Exercise instructions:
Search the records for the word "крові" and report each line that has it.

Recorded data
──────────────────────────────

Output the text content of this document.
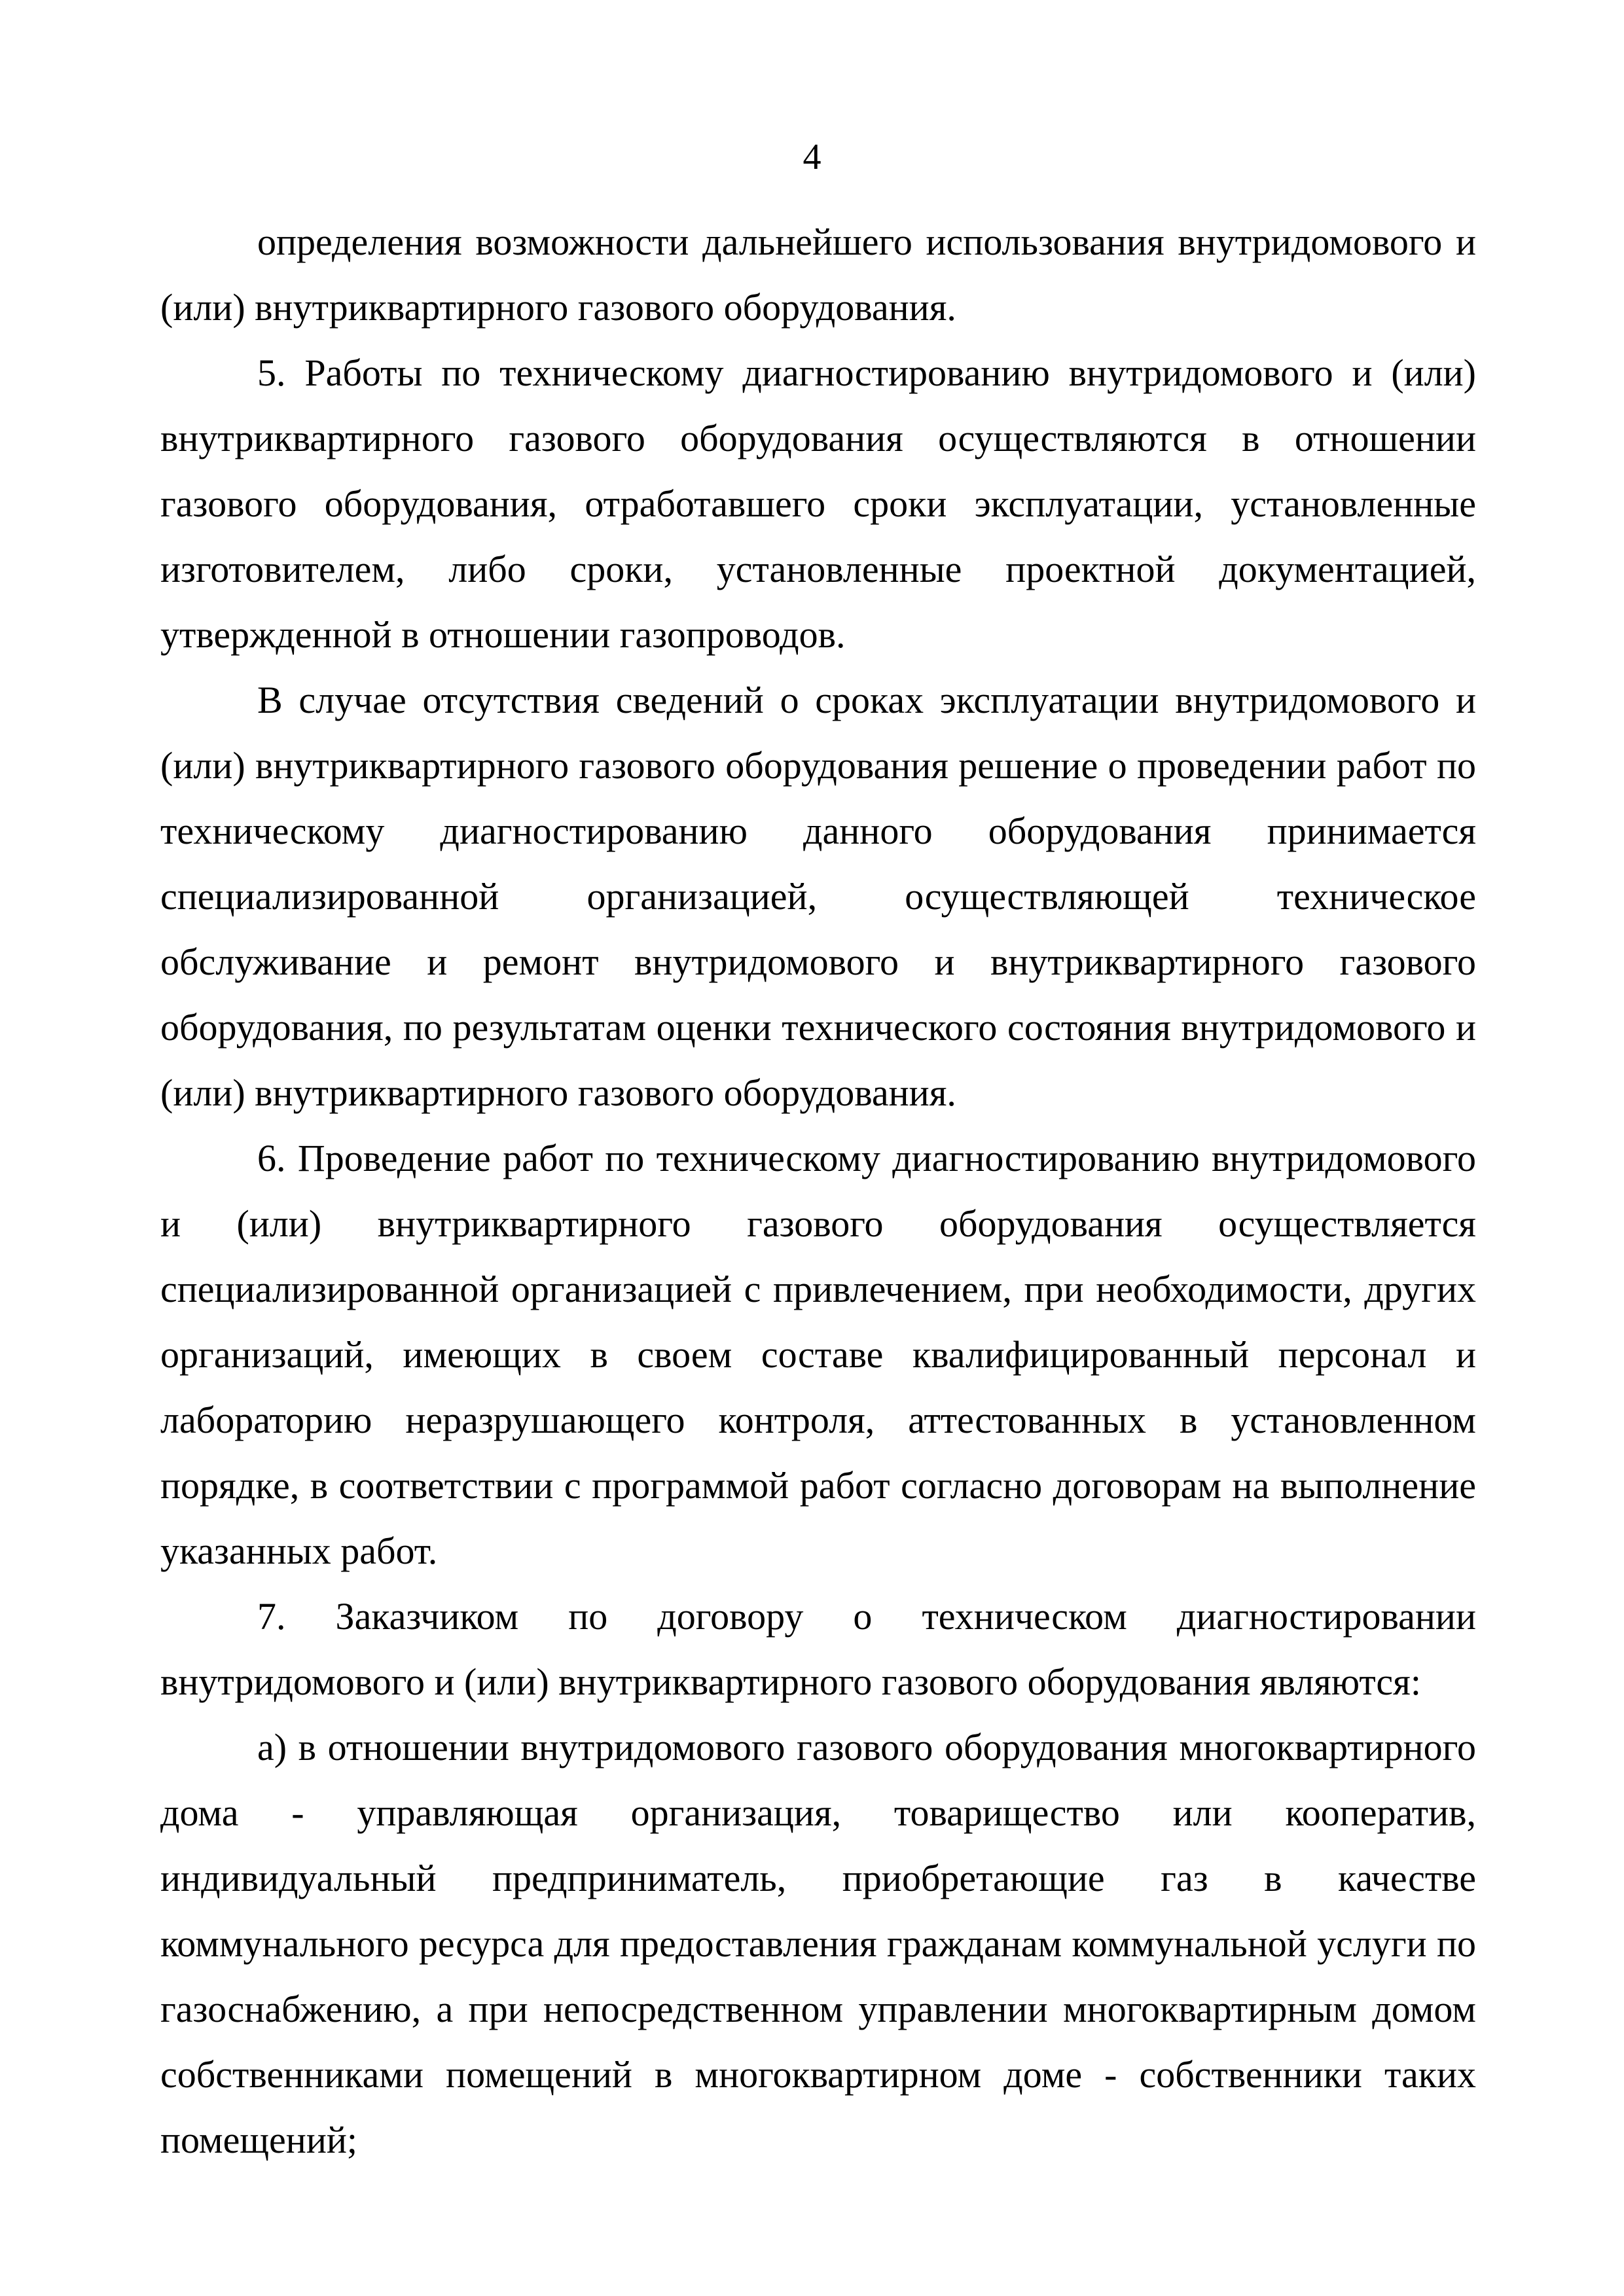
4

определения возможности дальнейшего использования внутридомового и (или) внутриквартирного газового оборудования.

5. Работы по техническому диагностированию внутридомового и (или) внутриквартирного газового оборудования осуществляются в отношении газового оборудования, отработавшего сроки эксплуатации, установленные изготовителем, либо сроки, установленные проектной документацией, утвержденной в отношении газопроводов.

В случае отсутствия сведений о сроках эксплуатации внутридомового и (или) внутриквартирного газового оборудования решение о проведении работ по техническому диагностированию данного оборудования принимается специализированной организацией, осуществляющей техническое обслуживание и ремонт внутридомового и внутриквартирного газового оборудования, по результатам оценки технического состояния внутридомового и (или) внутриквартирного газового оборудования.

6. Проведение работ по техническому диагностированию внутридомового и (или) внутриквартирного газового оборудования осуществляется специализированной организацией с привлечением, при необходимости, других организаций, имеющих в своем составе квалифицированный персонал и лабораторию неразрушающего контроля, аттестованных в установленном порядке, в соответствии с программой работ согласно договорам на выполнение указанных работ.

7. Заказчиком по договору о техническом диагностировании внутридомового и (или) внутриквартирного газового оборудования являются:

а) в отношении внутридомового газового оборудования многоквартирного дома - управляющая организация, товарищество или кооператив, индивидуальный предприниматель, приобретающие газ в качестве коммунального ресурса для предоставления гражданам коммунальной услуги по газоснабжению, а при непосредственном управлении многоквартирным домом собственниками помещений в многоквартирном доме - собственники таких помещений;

──────────────────────────────

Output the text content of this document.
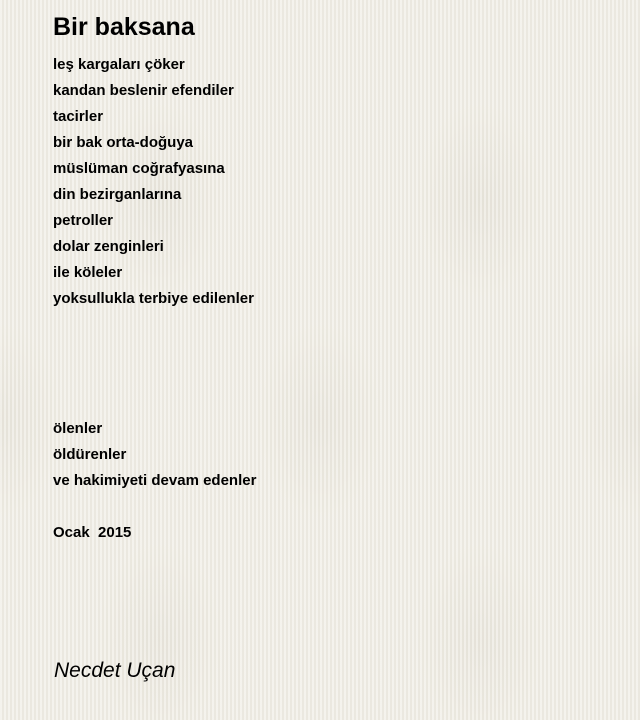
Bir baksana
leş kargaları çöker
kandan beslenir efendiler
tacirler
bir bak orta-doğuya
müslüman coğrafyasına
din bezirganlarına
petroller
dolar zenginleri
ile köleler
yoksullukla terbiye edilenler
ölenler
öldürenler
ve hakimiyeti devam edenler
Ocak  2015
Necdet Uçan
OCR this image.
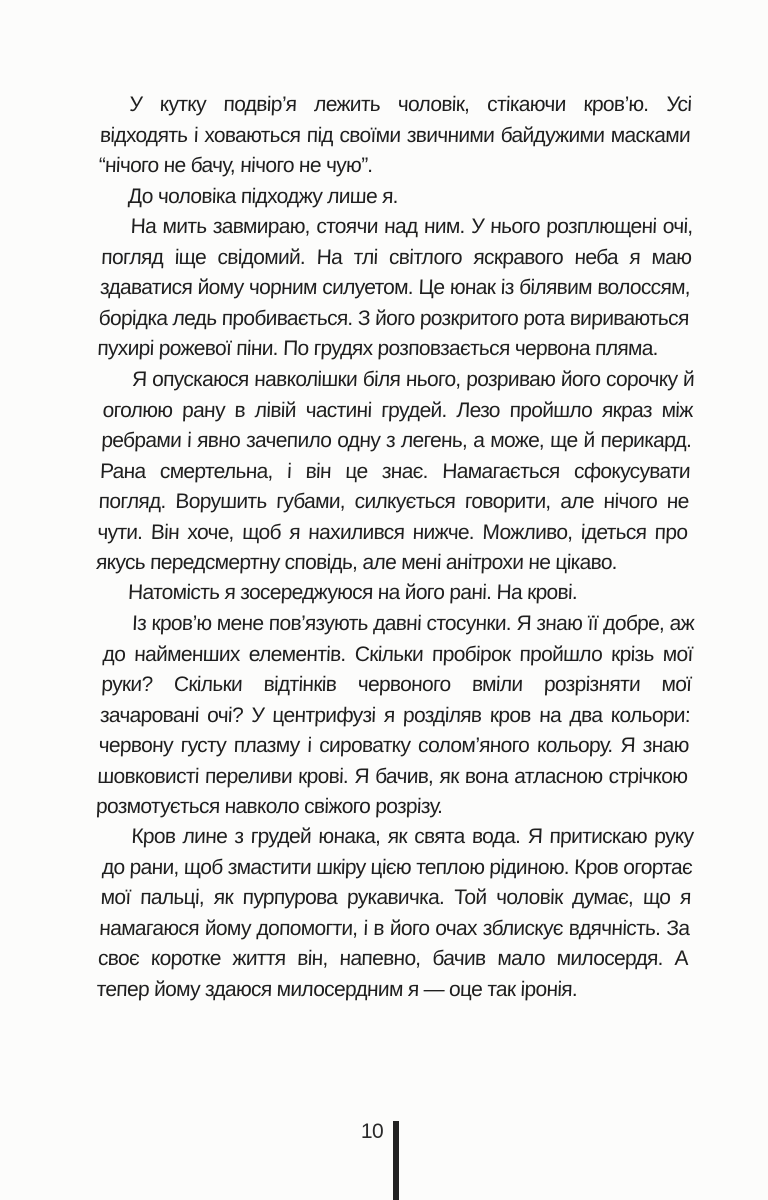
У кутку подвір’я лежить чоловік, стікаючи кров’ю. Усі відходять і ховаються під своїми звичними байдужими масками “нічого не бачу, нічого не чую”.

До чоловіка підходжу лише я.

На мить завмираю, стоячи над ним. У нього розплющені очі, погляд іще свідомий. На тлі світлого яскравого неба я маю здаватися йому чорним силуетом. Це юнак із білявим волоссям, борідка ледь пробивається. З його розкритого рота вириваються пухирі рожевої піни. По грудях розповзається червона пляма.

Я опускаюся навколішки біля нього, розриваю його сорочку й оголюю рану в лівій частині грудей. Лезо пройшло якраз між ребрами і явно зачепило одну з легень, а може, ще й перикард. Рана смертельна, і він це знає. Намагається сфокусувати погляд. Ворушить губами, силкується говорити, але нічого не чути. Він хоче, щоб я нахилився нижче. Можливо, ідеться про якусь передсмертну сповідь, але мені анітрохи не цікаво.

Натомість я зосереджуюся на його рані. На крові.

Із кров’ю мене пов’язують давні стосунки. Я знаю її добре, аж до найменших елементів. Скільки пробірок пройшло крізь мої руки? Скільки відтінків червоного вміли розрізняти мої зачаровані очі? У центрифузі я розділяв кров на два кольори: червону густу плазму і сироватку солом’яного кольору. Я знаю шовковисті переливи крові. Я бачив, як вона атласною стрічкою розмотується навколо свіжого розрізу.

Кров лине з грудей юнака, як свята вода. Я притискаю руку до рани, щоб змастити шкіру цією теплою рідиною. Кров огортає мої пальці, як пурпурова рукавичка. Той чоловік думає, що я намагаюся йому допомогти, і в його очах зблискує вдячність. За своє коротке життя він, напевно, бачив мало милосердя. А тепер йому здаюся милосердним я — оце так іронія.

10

──────────────────────────────

Correct output:
Натомість я зосереджуюся на його рані. На крові.
Із кров’ю мене пов’язують давні стосунки. Я знаю її добре, аж до найменших елементів. Скільки пробірок пройшло крізь мої руки? Скільки відтінків червоного вміли розрізняти мої зачаровані очі? У центрифузі я розділяв кров на два кольори: червону густу плазму і сироватку солом’яного кольору. Я знаю шовковисті переливи крові. Я бачив, як вона атласною стрічкою розмотується навколо свіжого розрізу.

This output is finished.